→ **Task**:
Give all of the lines again, with nothing added or dropped.

→ **Raw records**:
════════════════
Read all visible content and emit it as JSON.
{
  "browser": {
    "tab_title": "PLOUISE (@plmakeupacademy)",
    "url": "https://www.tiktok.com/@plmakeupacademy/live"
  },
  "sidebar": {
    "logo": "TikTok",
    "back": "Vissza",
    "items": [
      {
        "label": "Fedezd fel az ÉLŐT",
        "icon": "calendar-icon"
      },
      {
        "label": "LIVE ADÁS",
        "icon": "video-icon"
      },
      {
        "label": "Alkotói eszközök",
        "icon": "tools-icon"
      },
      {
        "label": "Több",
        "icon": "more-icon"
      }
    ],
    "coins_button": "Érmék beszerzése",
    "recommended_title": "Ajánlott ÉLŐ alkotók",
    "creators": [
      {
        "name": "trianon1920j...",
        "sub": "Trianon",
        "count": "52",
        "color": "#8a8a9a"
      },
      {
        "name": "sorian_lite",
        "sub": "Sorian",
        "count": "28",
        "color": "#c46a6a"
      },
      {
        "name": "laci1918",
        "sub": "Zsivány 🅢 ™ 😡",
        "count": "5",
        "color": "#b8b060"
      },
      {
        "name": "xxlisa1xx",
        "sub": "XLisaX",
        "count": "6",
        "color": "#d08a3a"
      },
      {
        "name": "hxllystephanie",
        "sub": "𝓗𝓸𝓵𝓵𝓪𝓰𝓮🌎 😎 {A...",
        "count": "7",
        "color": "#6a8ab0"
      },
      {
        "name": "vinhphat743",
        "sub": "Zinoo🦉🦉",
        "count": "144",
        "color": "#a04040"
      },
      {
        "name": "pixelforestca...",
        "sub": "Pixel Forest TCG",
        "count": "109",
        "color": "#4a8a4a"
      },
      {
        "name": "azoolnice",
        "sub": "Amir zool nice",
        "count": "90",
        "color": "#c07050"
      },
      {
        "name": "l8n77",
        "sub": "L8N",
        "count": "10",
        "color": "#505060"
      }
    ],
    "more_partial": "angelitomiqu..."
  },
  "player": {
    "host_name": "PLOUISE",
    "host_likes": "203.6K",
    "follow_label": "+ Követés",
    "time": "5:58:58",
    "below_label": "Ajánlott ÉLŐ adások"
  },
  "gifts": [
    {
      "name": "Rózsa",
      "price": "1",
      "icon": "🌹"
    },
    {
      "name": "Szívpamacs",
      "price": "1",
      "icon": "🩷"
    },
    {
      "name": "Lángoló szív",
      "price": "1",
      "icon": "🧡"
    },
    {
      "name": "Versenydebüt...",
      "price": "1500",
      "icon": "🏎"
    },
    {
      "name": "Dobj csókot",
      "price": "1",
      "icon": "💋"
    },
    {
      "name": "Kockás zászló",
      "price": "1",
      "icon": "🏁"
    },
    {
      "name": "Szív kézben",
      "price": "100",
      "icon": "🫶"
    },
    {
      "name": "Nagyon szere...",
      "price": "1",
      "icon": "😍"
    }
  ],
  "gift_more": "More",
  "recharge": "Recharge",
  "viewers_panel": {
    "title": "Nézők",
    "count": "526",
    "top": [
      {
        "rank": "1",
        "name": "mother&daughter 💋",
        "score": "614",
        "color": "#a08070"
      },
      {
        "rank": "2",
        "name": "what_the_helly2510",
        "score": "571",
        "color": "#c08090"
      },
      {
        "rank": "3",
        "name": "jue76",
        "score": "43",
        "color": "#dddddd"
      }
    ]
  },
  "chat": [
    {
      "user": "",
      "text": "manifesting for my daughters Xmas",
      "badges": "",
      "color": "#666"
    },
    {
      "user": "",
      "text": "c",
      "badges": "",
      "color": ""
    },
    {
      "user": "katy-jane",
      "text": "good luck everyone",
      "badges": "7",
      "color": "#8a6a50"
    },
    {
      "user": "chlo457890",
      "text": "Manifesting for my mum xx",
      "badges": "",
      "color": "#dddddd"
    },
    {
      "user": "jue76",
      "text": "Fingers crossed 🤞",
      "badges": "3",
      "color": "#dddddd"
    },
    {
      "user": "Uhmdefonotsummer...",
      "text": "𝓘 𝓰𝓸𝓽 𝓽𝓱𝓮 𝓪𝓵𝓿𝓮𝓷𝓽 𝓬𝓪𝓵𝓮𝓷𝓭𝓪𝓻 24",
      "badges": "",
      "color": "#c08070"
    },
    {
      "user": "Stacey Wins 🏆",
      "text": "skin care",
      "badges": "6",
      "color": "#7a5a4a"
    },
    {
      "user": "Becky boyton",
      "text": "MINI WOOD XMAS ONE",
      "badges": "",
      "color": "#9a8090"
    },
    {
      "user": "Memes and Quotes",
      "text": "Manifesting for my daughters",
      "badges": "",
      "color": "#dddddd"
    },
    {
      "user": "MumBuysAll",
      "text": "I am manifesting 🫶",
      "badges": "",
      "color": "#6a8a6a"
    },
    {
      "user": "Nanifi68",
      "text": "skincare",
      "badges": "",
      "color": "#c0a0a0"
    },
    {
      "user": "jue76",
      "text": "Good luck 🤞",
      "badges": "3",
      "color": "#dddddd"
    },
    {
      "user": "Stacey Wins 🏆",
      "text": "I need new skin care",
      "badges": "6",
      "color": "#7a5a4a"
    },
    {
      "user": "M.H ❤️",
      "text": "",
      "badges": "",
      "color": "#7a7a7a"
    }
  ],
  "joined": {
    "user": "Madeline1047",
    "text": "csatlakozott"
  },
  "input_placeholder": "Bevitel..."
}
════════════════
→ **The answer**:
Read all visible content and emit it as JSON.
{
  "browser": {
    "tab_title": "PLOUISE (@plmakeupacademy)",
    "url": "https://www.tiktok.com/@plmakeupacademy/live"
  },
  "sidebar": {
    "logo": "TikTok",
    "back": "Vissza",
    "items": [
      {
        "label": "Fedezd fel az ÉLŐT",
        "icon": "calendar-icon"
      },
      {
        "label": "LIVE ADÁS",
        "icon": "video-icon"
      },
      {
        "label": "Alkotói eszközök",
        "icon": "tools-icon"
      },
      {
        "label": "Több",
        "icon": "more-icon"
      }
    ],
    "coins_button": "Érmék beszerzése",
    "recommended_title": "Ajánlott ÉLŐ alkotók",
    "creators": [
      {
        "name": "trianon1920j...",
        "sub": "Trianon",
        "count": "52",
        "color": "#8a8a9a"
      },
      {
        "name": "sorian_lite",
        "sub": "Sorian",
        "count": "28",
        "color": "#c46a6a"
      },
      {
        "name": "laci1918",
        "sub": "Zsivány 🅢 ™ 😡",
        "count": "5",
        "color": "#b8b060"
      },
      {
        "name": "xxlisa1xx",
        "sub": "XLisaX",
        "count": "6",
        "color": "#d08a3a"
      },
      {
        "name": "hxllystephanie",
        "sub": "𝓗𝓸𝓵𝓵𝓪𝓰𝓮🌎 😎 {A...",
        "count": "7",
        "color": "#6a8ab0"
      },
      {
        "name": "vinhphat743",
        "sub": "Zinoo🦉🦉",
        "count": "144",
        "color": "#a04040"
      },
      {
        "name": "pixelforestca...",
        "sub": "Pixel Forest TCG",
        "count": "109",
        "color": "#4a8a4a"
      },
      {
        "name": "azoolnice",
        "sub": "Amir zool nice",
        "count": "90",
        "color": "#c07050"
      },
      {
        "name": "l8n77",
        "sub": "L8N",
        "count": "10",
        "color": "#505060"
      }
    ],
    "more_partial": "angelitomiqu..."
  },
  "player": {
    "host_name": "PLOUISE",
    "host_likes": "203.6K",
    "follow_label": "+ Követés",
    "time": "5:58:58",
    "below_label": "Ajánlott ÉLŐ adások"
  },
  "gifts": [
    {
      "name": "Rózsa",
      "price": "1",
      "icon": "🌹"
    },
    {
      "name": "Szívpamacs",
      "price": "1",
      "icon": "🩷"
    },
    {
      "name": "Lángoló szív",
      "price": "1",
      "icon": "🧡"
    },
    {
      "name": "Versenydebüt...",
      "price": "1500",
      "icon": "🏎"
    },
    {
      "name": "Dobj csókot",
      "price": "1",
      "icon": "💋"
    },
    {
      "name": "Kockás zászló",
      "price": "1",
      "icon": "🏁"
    },
    {
      "name": "Szív kézben",
      "price": "100",
      "icon": "🫶"
    },
    {
      "name": "Nagyon szere...",
      "price": "1",
      "icon": "😍"
    }
  ],
  "gift_more": "More",
  "recharge": "Recharge",
  "viewers_panel": {
    "title": "Nézők",
    "count": "526",
    "top": [
      {
        "rank": "1",
        "name": "mother&daughter 💋",
        "score": "614",
        "color": "#a08070"
      },
      {
        "rank": "2",
        "name": "what_the_helly2510",
        "score": "571",
        "color": "#c08090"
      },
      {
        "rank": "3",
        "name": "jue76",
        "score": "43",
        "color": "#dddddd"
      }
    ]
  },
  "chat": [
    {
      "user": "",
      "text": "manifesting for my daughters Xmas",
      "badges": "",
      "color": "#666"
    },
    {
      "user": "",
      "text": "c",
      "badges": "",
      "color": ""
    },
    {
      "user": "katy-jane",
      "text": "good luck everyone",
      "badges": "7",
      "color": "#8a6a50"
    },
    {
      "user": "chlo457890",
      "text": "Manifesting for my mum xx",
      "badges": "",
      "color": "#dddddd"
    },
    {
      "user": "jue76",
      "text": "Fingers crossed 🤞",
      "badges": "3",
      "color": "#dddddd"
    },
    {
      "user": "Uhmdefonotsummer...",
      "text": "𝓘 𝓰𝓸𝓽 𝓽𝓱𝓮 𝓪𝓵𝓿𝓮𝓷𝓽 𝓬𝓪𝓵𝓮𝓷𝓭𝓪𝓻 24",
      "badges": "",
      "color": "#c08070"
    },
    {
      "user": "Stacey Wins 🏆",
      "text": "skin care",
      "badges": "6",
      "color": "#7a5a4a"
    },
    {
      "user": "Becky boyton",
      "text": "MINI WOOD XMAS ONE",
      "badges": "",
      "color": "#9a8090"
    },
    {
      "user": "Memes and Quotes",
      "text": "Manifesting for my daughters",
      "badges": "",
      "color": "#dddddd"
    },
    {
      "user": "MumBuysAll",
      "text": "I am manifesting 🫶",
      "badges": "",
      "color": "#6a8a6a"
    },
    {
      "user": "Nanifi68",
      "text": "skincare",
      "badges": "",
      "color": "#c0a0a0"
    },
    {
      "user": "jue76",
      "text": "Good luck 🤞",
      "badges": "3",
      "color": "#dddddd"
    },
    {
      "user": "Stacey Wins 🏆",
      "text": "I need new skin care",
      "badges": "6",
      "color": "#7a5a4a"
    },
    {
      "user": "M.H ❤️",
      "text": "",
      "badges": "",
      "color": "#7a7a7a"
    }
  ],
  "joined": {
    "user": "Madeline1047",
    "text": "csatlakozott"
  },
  "input_placeholder": "Bevitel..."
}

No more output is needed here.